» THE TASK: Work out how many lines have "title" in them. Give only that number.

=====

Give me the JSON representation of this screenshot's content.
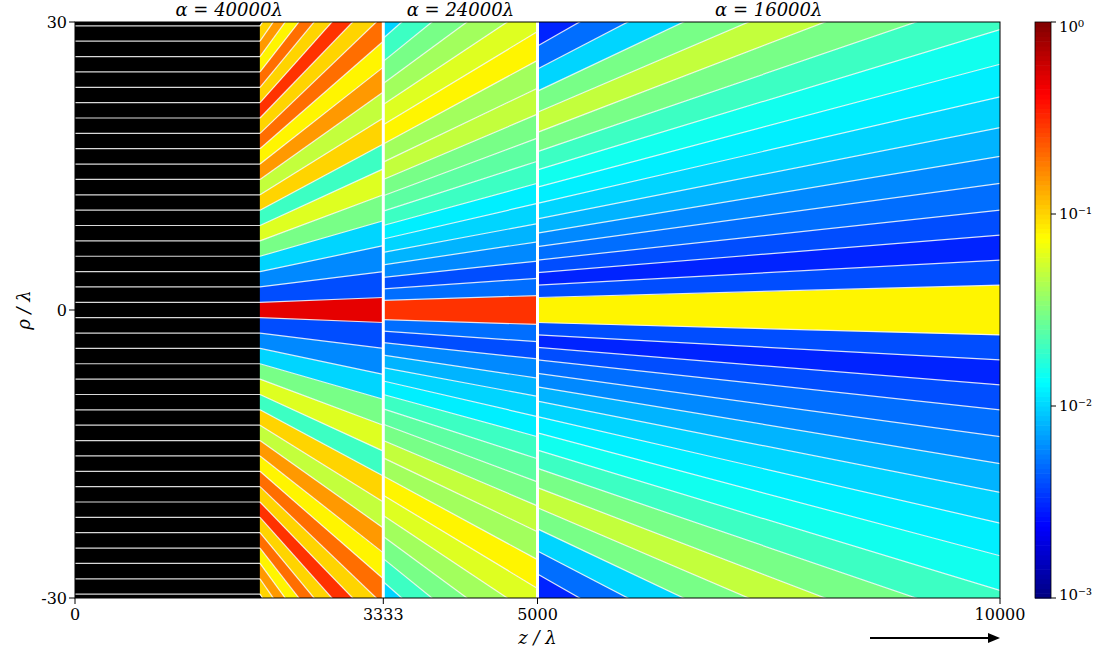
{
  "chart_data": {
    "type": "heatmap",
    "x_label": "z / λ",
    "y_label": "ρ / λ",
    "xlim": [
      0,
      10000
    ],
    "xticks": [
      0,
      3333,
      5000,
      10000
    ],
    "ylim": [
      -30,
      30
    ],
    "yticks": [
      -30,
      0,
      30
    ],
    "colorbar": {
      "log": true,
      "lim": [
        0.001,
        1
      ],
      "ticks": [
        {
          "value": 1,
          "label": "10⁰"
        },
        {
          "value": 0.1,
          "label": "10⁻¹"
        },
        {
          "value": 0.01,
          "label": "10⁻²"
        },
        {
          "value": 0.001,
          "label": "10⁻³"
        }
      ]
    },
    "panels": [
      {
        "title": "α = 40000λ",
        "segments": [
          {
            "z": [
              0,
              2000
            ],
            "rho_start": [
              -29.6,
              -28,
              -26.4,
              -24.8,
              -23.2,
              -21.6,
              -20,
              -18.4,
              -16.8,
              -15.2,
              -13.6,
              -12,
              -10.4,
              -8.8,
              -7.2,
              -5.6,
              -4,
              -2.4,
              -0.8,
              0.8,
              2.4,
              4,
              5.6,
              7.2,
              8.8,
              10.4,
              12,
              13.6,
              15.2,
              16.8,
              18.4,
              20,
              21.6,
              23.2,
              24.8,
              26.4,
              28,
              29.6
            ],
            "rho_end": [
              -29.6,
              -28,
              -26.4,
              -24.8,
              -23.2,
              -21.6,
              -20,
              -18.4,
              -16.8,
              -15.2,
              -13.6,
              -12,
              -10.4,
              -8.8,
              -7.2,
              -5.6,
              -4,
              -2.4,
              -0.8,
              0.8,
              2.4,
              4,
              5.6,
              7.2,
              8.8,
              10.4,
              12,
              13.6,
              15.2,
              16.8,
              18.4,
              20,
              21.6,
              23.2,
              24.8,
              26.4,
              28,
              29.6
            ]
          },
          {
            "z": [
              2000,
              3333
            ],
            "rho_start": [
              -29.6,
              -28,
              -26.4,
              -24.8,
              -23.2,
              -21.6,
              -20,
              -18.4,
              -16.8,
              -15.2,
              -13.6,
              -12,
              -10.4,
              -8.8,
              -7.2,
              -5.6,
              -4,
              -2.4,
              -0.8,
              0.8,
              2.4,
              4,
              5.6,
              7.2,
              8.8,
              10.4,
              12,
              13.6,
              15.2,
              16.8,
              18.4,
              20,
              21.6,
              23.2,
              24.8,
              26.4,
              28,
              29.6
            ],
            "rho_end": [
              -49.3,
              -46.7,
              -44,
              -41.3,
              -38.7,
              -36,
              -33.3,
              -30.7,
              -28,
              -25.3,
              -22.7,
              -20,
              -17.3,
              -14.7,
              -12,
              -9.3,
              -6.7,
              -4,
              -1.3,
              1.3,
              4,
              6.7,
              9.3,
              12,
              14.7,
              17.3,
              20,
              22.7,
              25.3,
              28,
              30.7,
              33.3,
              36,
              38.7,
              41.3,
              44,
              46.7,
              49.3
            ],
            "intensity": [
              0.1,
              0.15,
              0.08,
              0.2,
              0.1,
              0.3,
              0.1,
              0.2,
              0.08,
              0.15,
              0.05,
              0.1,
              0.02,
              0.06,
              0.03,
              0.01,
              0.006,
              0.004,
              0.5,
              0.004,
              0.006,
              0.01,
              0.03,
              0.06,
              0.02,
              0.1,
              0.05,
              0.15,
              0.08,
              0.2,
              0.1,
              0.3,
              0.1,
              0.2,
              0.08,
              0.15,
              0.1
            ]
          }
        ]
      },
      {
        "title": "α = 24000λ",
        "segments": [
          {
            "z": [
              3333,
              5000
            ],
            "rho_start": [
              -30.8,
              -28.3,
              -25.9,
              -23.6,
              -21.4,
              -19.3,
              -17.3,
              -15.4,
              -13.6,
              -11.9,
              -10.3,
              -8.8,
              -7.4,
              -6,
              -4.7,
              -3.4,
              -2.2,
              -1,
              1,
              2.2,
              3.4,
              4.7,
              6,
              7.4,
              8.8,
              10.3,
              11.9,
              13.6,
              15.4,
              17.3,
              19.3,
              21.4,
              23.6,
              25.9,
              28.3,
              30.8
            ],
            "rho_end": [
              -46.2,
              -42.5,
              -38.9,
              -35.4,
              -32.1,
              -29,
              -26,
              -23.1,
              -20.4,
              -17.9,
              -15.5,
              -13.2,
              -11.1,
              -9,
              -7.1,
              -5.1,
              -3.3,
              -1.5,
              1.5,
              3.3,
              5.1,
              7.1,
              9,
              11.1,
              13.2,
              15.5,
              17.9,
              20.4,
              23.1,
              26,
              29,
              32.1,
              35.4,
              38.9,
              42.5,
              46.2
            ],
            "intensity": [
              0.01,
              0.02,
              0.03,
              0.04,
              0.06,
              0.08,
              0.04,
              0.05,
              0.03,
              0.025,
              0.02,
              0.012,
              0.01,
              0.008,
              0.006,
              0.004,
              0.005,
              0.3,
              0.005,
              0.004,
              0.006,
              0.008,
              0.01,
              0.012,
              0.02,
              0.025,
              0.03,
              0.05,
              0.04,
              0.08,
              0.06,
              0.04,
              0.03,
              0.02,
              0.01
            ]
          }
        ]
      },
      {
        "title": "α = 16000λ",
        "segments": [
          {
            "z": [
              5000,
              10000
            ],
            "rho_start": [
              -30,
              -27.5,
              -25.1,
              -22.8,
              -20.6,
              -18.5,
              -16.5,
              -14.6,
              -12.8,
              -11.1,
              -9.5,
              -8,
              -6.6,
              -5.2,
              -3.9,
              -2.6,
              -1.3,
              1.3,
              2.6,
              3.9,
              5.2,
              6.6,
              8,
              9.5,
              11.1,
              12.8,
              14.6,
              16.5,
              18.5,
              20.6,
              22.8,
              25.1,
              27.5,
              30
            ],
            "rho_end": [
              -60,
              -55,
              -50.2,
              -45.6,
              -41.2,
              -37,
              -33,
              -29.2,
              -25.6,
              -22.2,
              -19,
              -16,
              -13.2,
              -10.4,
              -7.8,
              -5.2,
              -2.6,
              2.6,
              5.2,
              7.8,
              10.4,
              13.2,
              16,
              19,
              22.2,
              25.6,
              29.2,
              33,
              37,
              41.2,
              45.6,
              50.2,
              55,
              60
            ],
            "intensity": [
              0.003,
              0.005,
              0.01,
              0.03,
              0.05,
              0.03,
              0.02,
              0.015,
              0.012,
              0.01,
              0.008,
              0.006,
              0.005,
              0.004,
              0.003,
              0.004,
              0.08,
              0.004,
              0.003,
              0.004,
              0.005,
              0.006,
              0.008,
              0.01,
              0.012,
              0.015,
              0.02,
              0.03,
              0.05,
              0.03,
              0.01,
              0.005,
              0.003
            ]
          }
        ]
      }
    ]
  }
}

=====

» OUTPUT OF THE TASK: 3